--- Begin SUPPLIED DATA ---
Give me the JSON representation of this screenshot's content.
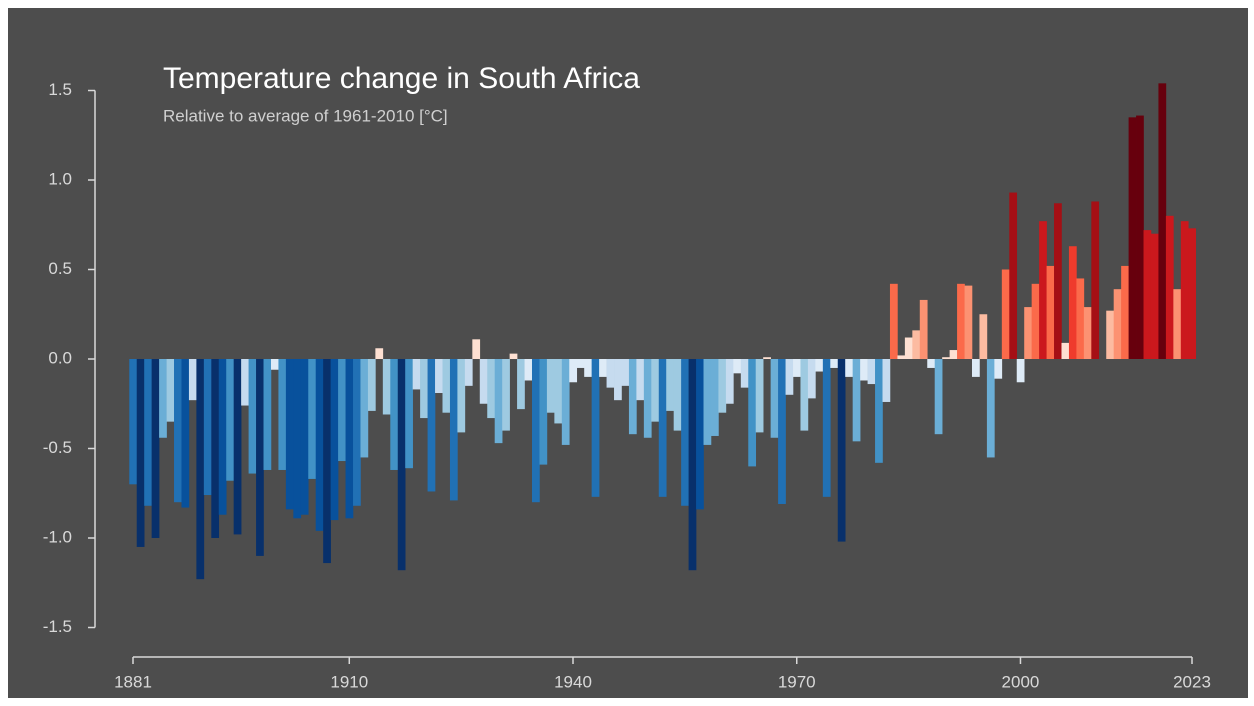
{
  "chart_data": {
    "type": "bar",
    "title": "Temperature change in South Africa",
    "subtitle": "Relative to average of 1961-2010  [°C]",
    "x": [
      1881,
      1882,
      1883,
      1884,
      1885,
      1886,
      1887,
      1888,
      1889,
      1890,
      1891,
      1892,
      1893,
      1894,
      1895,
      1896,
      1897,
      1898,
      1899,
      1900,
      1901,
      1902,
      1903,
      1904,
      1905,
      1906,
      1907,
      1908,
      1909,
      1910,
      1911,
      1912,
      1913,
      1914,
      1915,
      1916,
      1917,
      1918,
      1919,
      1920,
      1921,
      1922,
      1923,
      1924,
      1925,
      1926,
      1927,
      1928,
      1929,
      1930,
      1931,
      1932,
      1933,
      1934,
      1935,
      1936,
      1937,
      1938,
      1939,
      1940,
      1941,
      1942,
      1943,
      1944,
      1945,
      1946,
      1947,
      1948,
      1949,
      1950,
      1951,
      1952,
      1953,
      1954,
      1955,
      1956,
      1957,
      1958,
      1959,
      1960,
      1961,
      1962,
      1963,
      1964,
      1965,
      1966,
      1967,
      1968,
      1969,
      1970,
      1971,
      1972,
      1973,
      1974,
      1975,
      1976,
      1977,
      1978,
      1979,
      1980,
      1981,
      1982,
      1983,
      1984,
      1985,
      1986,
      1987,
      1988,
      1989,
      1990,
      1991,
      1992,
      1993,
      1994,
      1995,
      1996,
      1997,
      1998,
      1999,
      2000,
      2001,
      2002,
      2003,
      2004,
      2005,
      2006,
      2007,
      2008,
      2009,
      2010,
      2011,
      2012,
      2013,
      2014,
      2015,
      2016,
      2017,
      2018,
      2019,
      2020,
      2021,
      2022,
      2023
    ],
    "values": [
      -0.7,
      -1.05,
      -0.82,
      -1.0,
      -0.44,
      -0.35,
      -0.8,
      -0.83,
      -0.23,
      -1.23,
      -0.76,
      -1.0,
      -0.87,
      -0.68,
      -0.98,
      -0.26,
      -0.64,
      -1.1,
      -0.62,
      -0.06,
      -0.62,
      -0.84,
      -0.89,
      -0.87,
      -0.67,
      -0.96,
      -1.14,
      -0.9,
      -0.57,
      -0.89,
      -0.82,
      -0.55,
      -0.29,
      0.06,
      -0.31,
      -0.62,
      -1.18,
      -0.61,
      -0.17,
      -0.33,
      -0.74,
      -0.19,
      -0.3,
      -0.79,
      -0.41,
      -0.15,
      0.11,
      -0.25,
      -0.33,
      -0.47,
      -0.4,
      0.03,
      -0.28,
      -0.12,
      -0.8,
      -0.59,
      -0.3,
      -0.36,
      -0.48,
      -0.13,
      -0.05,
      -0.1,
      -0.77,
      -0.1,
      -0.16,
      -0.23,
      -0.15,
      -0.42,
      -0.23,
      -0.44,
      -0.35,
      -0.77,
      -0.29,
      -0.4,
      -0.82,
      -1.18,
      -0.84,
      -0.48,
      -0.43,
      -0.3,
      -0.25,
      -0.08,
      -0.16,
      -0.6,
      -0.41,
      0.01,
      -0.44,
      -0.81,
      -0.2,
      -0.1,
      -0.4,
      -0.22,
      -0.07,
      -0.77,
      -0.05,
      -1.02,
      -0.1,
      -0.46,
      -0.12,
      -0.14,
      -0.58,
      -0.24,
      0.42,
      0.02,
      0.12,
      0.16,
      0.33,
      -0.05,
      -0.42,
      0.01,
      0.05,
      0.42,
      0.41,
      -0.1,
      0.25,
      -0.55,
      -0.11,
      0.5,
      0.93,
      -0.13,
      0.29,
      0.42,
      0.77,
      0.52,
      0.87,
      0.09,
      0.63,
      0.45,
      0.29,
      0.88,
      0.0,
      0.27,
      0.39,
      0.52,
      1.35,
      1.36,
      0.72,
      0.7,
      1.54,
      0.8,
      0.39,
      0.77,
      0.73
    ],
    "xlim": [
      1881,
      2023
    ],
    "xticks": [
      1881,
      1910,
      1940,
      1970,
      2000,
      2023
    ],
    "ylim": [
      -1.5,
      1.5
    ],
    "yticks": [
      {
        "value": -1.5,
        "label": "-1.5"
      },
      {
        "value": -1.0,
        "label": "-1.0"
      },
      {
        "value": -0.5,
        "label": "-0.5"
      },
      {
        "value": 0,
        "label": "0.0"
      },
      {
        "value": 0.5,
        "label": "0.5"
      },
      {
        "value": 1.0,
        "label": "1.0"
      },
      {
        "value": 1.5,
        "label": "1.5"
      }
    ],
    "colormap": [
      "#08306b",
      "#08519c",
      "#2171b5",
      "#4292c6",
      "#6baed6",
      "#9ecae1",
      "#c6dbef",
      "#deebf7",
      "#fee0d2",
      "#fcbba1",
      "#fc9272",
      "#fb6a4a",
      "#ef3b2c",
      "#cb181d",
      "#a50f15",
      "#67000d"
    ],
    "color_domain": [
      -1.1,
      1.1
    ]
  }
}
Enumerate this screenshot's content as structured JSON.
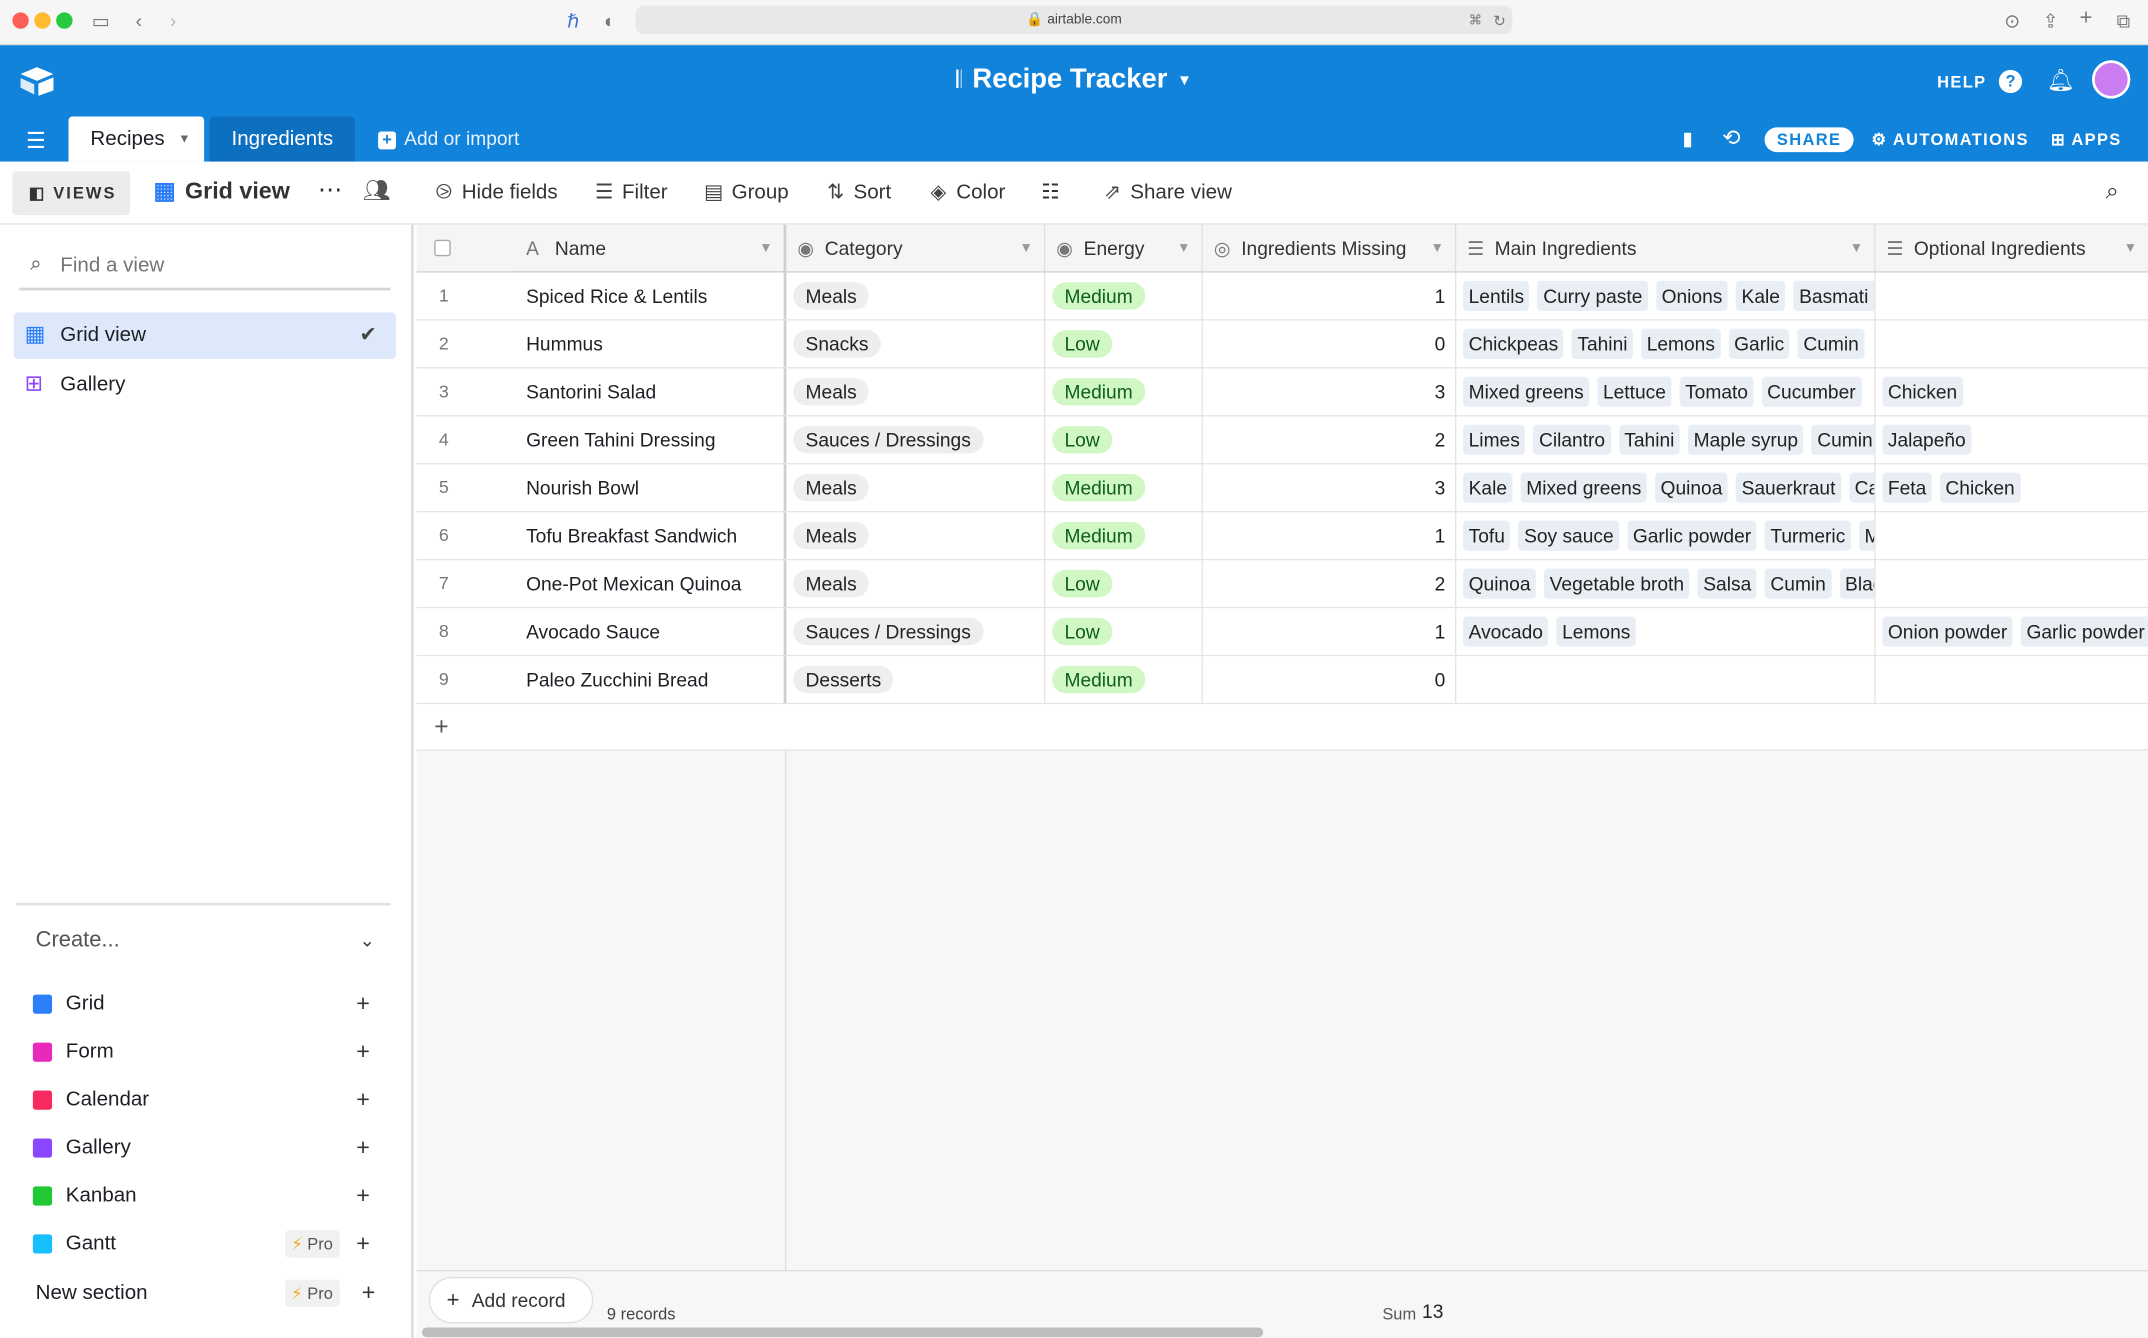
--- End SUPPLIED DATA ---
*SHORT TASK*
Look through the entries above and count each line holding "this"; report the count alone.

*WRITTEN SOLUTION*
2